Please copy every line of the records below that holds the word "this".

* start Excerpted data *

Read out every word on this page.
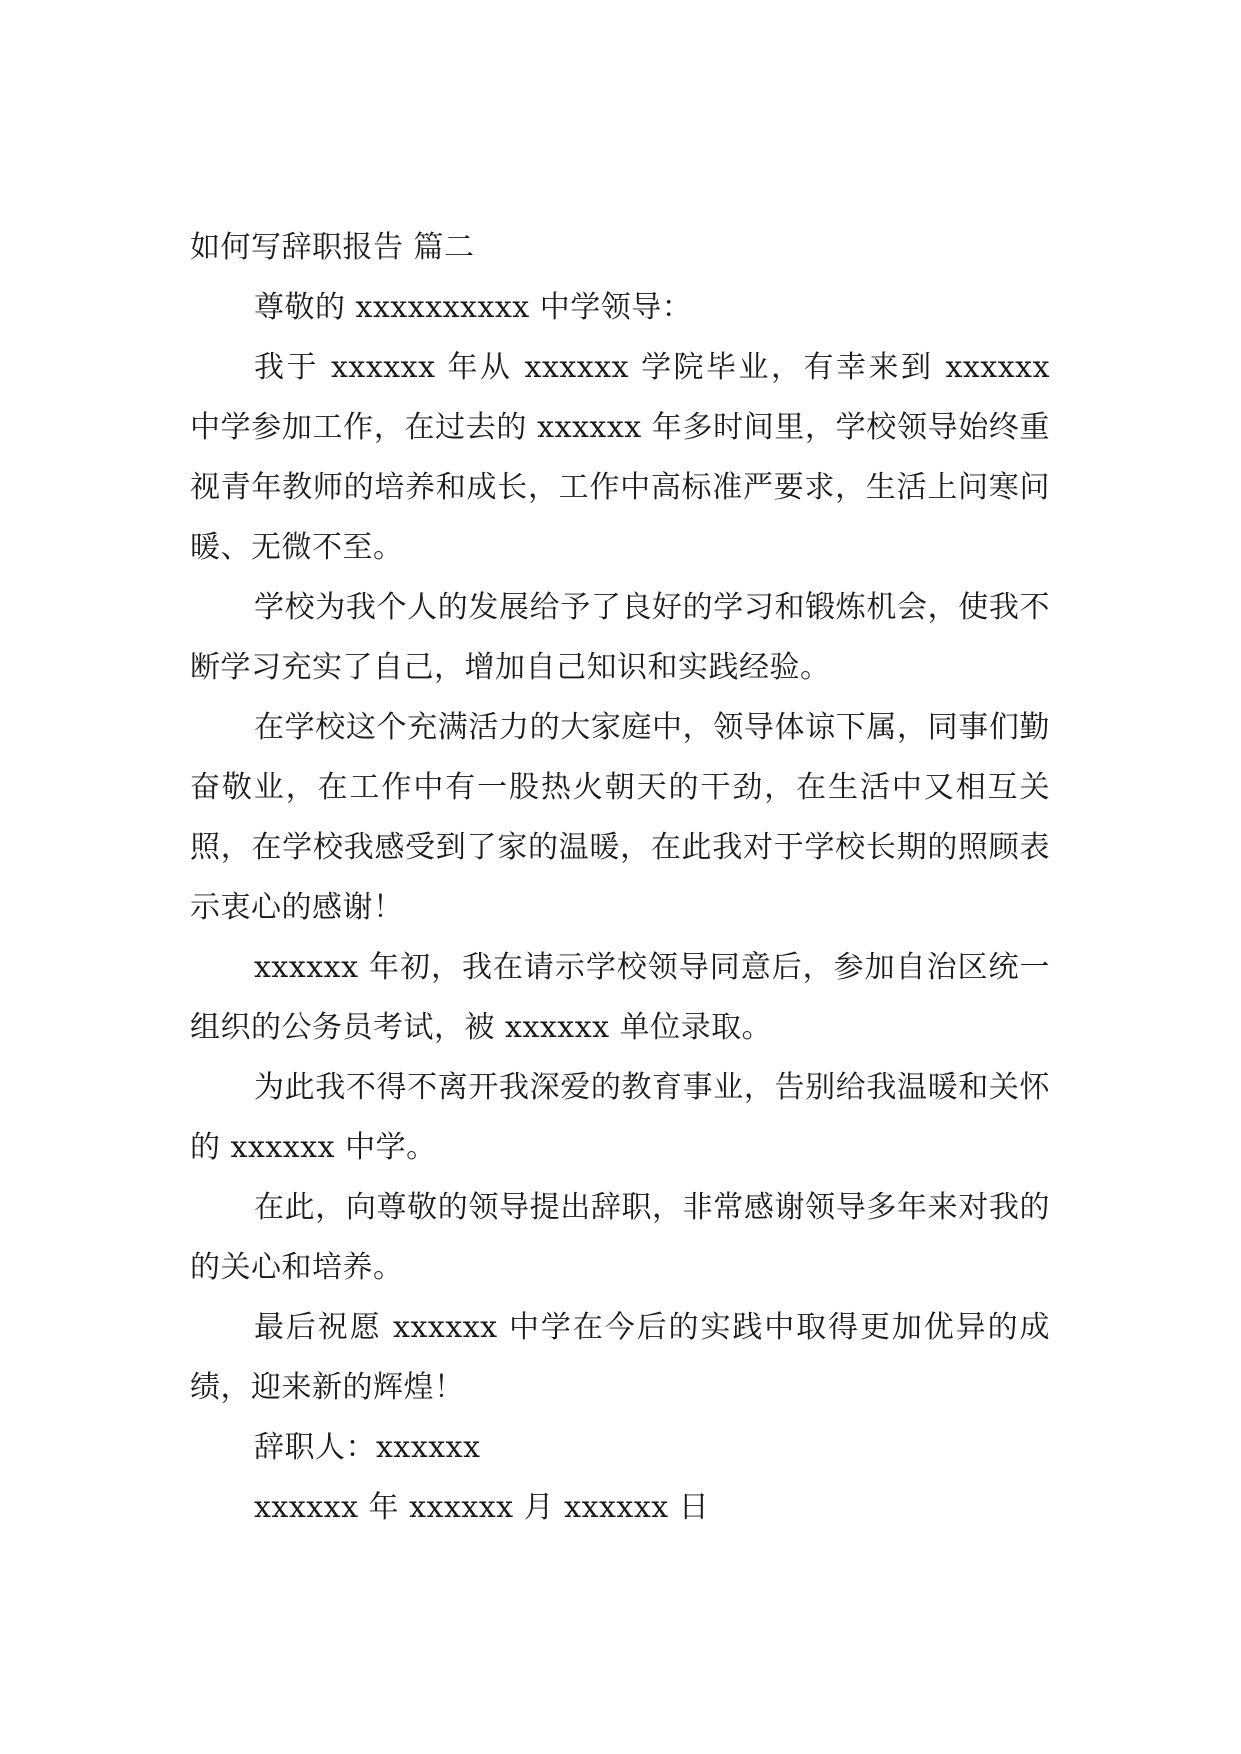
如何写辞职报告 篇二

尊敬的 xxxxxxxxxx 中学领导：

我于 xxxxxx 年从 xxxxxx 学院毕业，有幸来到 xxxxxx 中学参加工作，在过去的 xxxxxx 年多时间里，学校领导始终重视青年教师的培养和成长，工作中高标准严要求，生活上问寒问暖、无微不至。

学校为我个人的发展给予了良好的学习和锻炼机会，使我不断学习充实了自己，增加自己知识和实践经验。

在学校这个充满活力的大家庭中，领导体谅下属，同事们勤奋敬业，在工作中有一股热火朝天的干劲，在生活中又相互关照，在学校我感受到了家的温暖，在此我对于学校长期的照顾表示衷心的感谢！

xxxxxx 年初，我在请示学校领导同意后，参加自治区统一组织的公务员考试，被 xxxxxx 单位录取。

为此我不得不离开我深爱的教育事业，告别给我温暖和关怀的 xxxxxx 中学。

在此，向尊敬的领导提出辞职，非常感谢领导多年来对我的的关心和培养。

最后祝愿 xxxxxx 中学在今后的实践中取得更加优异的成绩，迎来新的辉煌！

辞职人：xxxxxx

xxxxxx 年 xxxxxx 月 xxxxxx 日
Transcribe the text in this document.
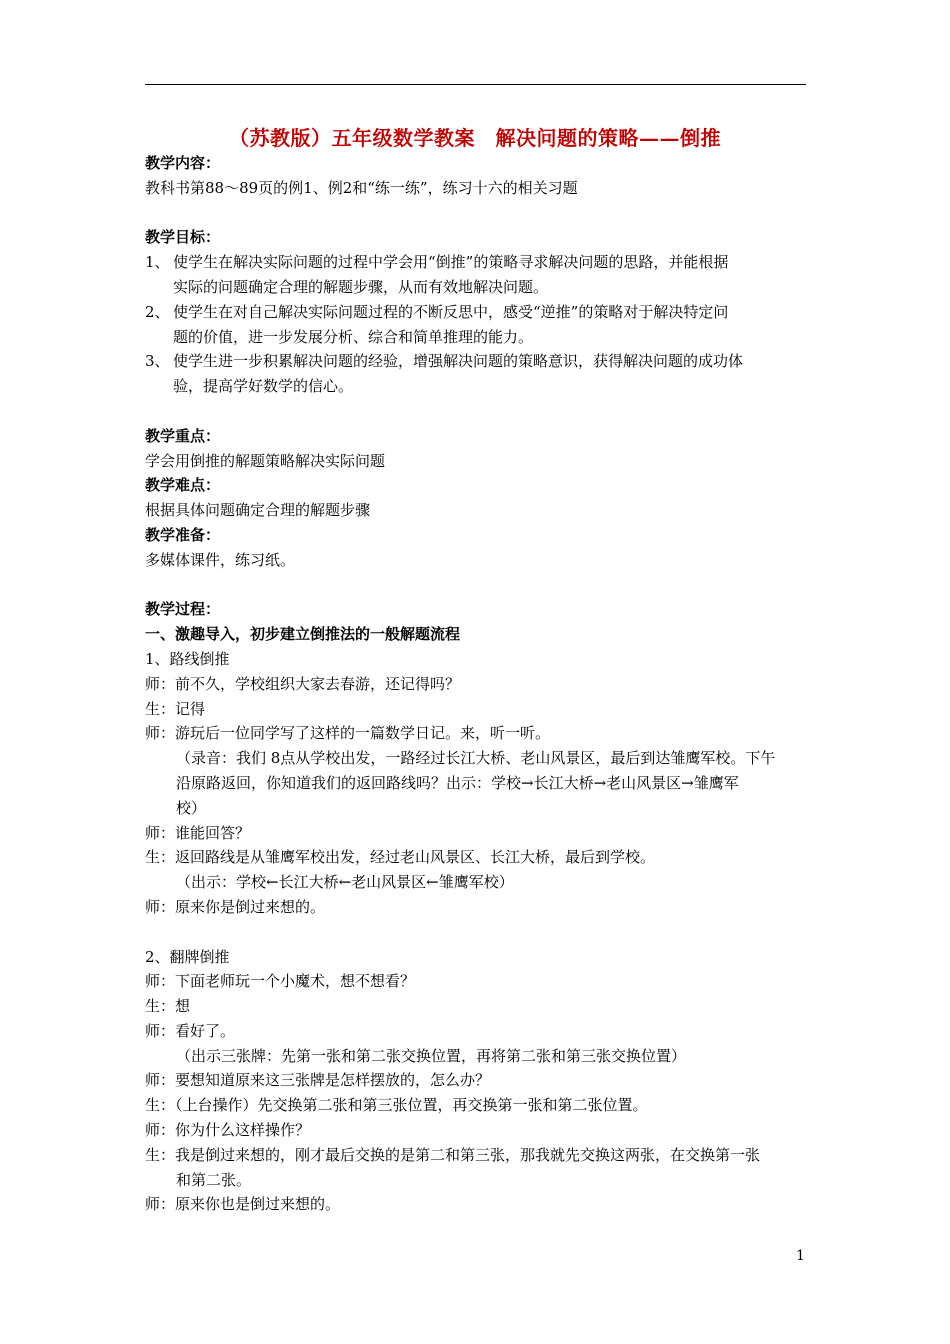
（苏教版）五年级数学教案　解决问题的策略——倒推
教学内容：
教科书第88～89页的例1、例2和“练一练”，练习十六的相关习题
教学目标：
1、 使学生在解决实际问题的过程中学会用“倒推”的策略寻求解决问题的思路，并能根据
实际的问题确定合理的解题步骤，从而有效地解决问题。
2、 使学生在对自己解决实际问题过程的不断反思中，感受“逆推”的策略对于解决特定问
题的价值，进一步发展分析、综合和简单推理的能力。
3、 使学生进一步积累解决问题的经验，增强解决问题的策略意识，获得解决问题的成功体
验，提高学好数学的信心。
教学重点：
学会用倒推的解题策略解决实际问题
教学难点：
根据具体问题确定合理的解题步骤
教学准备：
多媒体课件，练习纸。
教学过程：
一、激趣导入，初步建立倒推法的一般解题流程
1、路线倒推
师：前不久，学校组织大家去春游，还记得吗？
生：记得
师：游玩后一位同学写了这样的一篇数学日记。来，听一听。
（录音：我们 8点从学校出发，一路经过长江大桥、老山风景区，最后到达雏鹰军校。下午
沿原路返回，你知道我们的返回路线吗？出示：学校→长江大桥→老山风景区→雏鹰军
校）
师：谁能回答？
生：返回路线是从雏鹰军校出发，经过老山风景区、长江大桥，最后到学校。
（出示：学校←长江大桥←老山风景区←雏鹰军校）
师：原来你是倒过来想的。
2、翻牌倒推
师：下面老师玩一个小魔术，想不想看？
生：想
师：看好了。
（出示三张牌：先第一张和第二张交换位置，再将第二张和第三张交换位置）
师：要想知道原来这三张牌是怎样摆放的，怎么办？
生：（上台操作）先交换第二张和第三张位置，再交换第一张和第二张位置。
师：你为什么这样操作？
生：我是倒过来想的，刚才最后交换的是第二和第三张，那我就先交换这两张，在交换第一张
和第二张。
师：原来你也是倒过来想的。
1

* end Excerpted data *

Solution:
Read out every word on this page.
Transcribe the text in this document.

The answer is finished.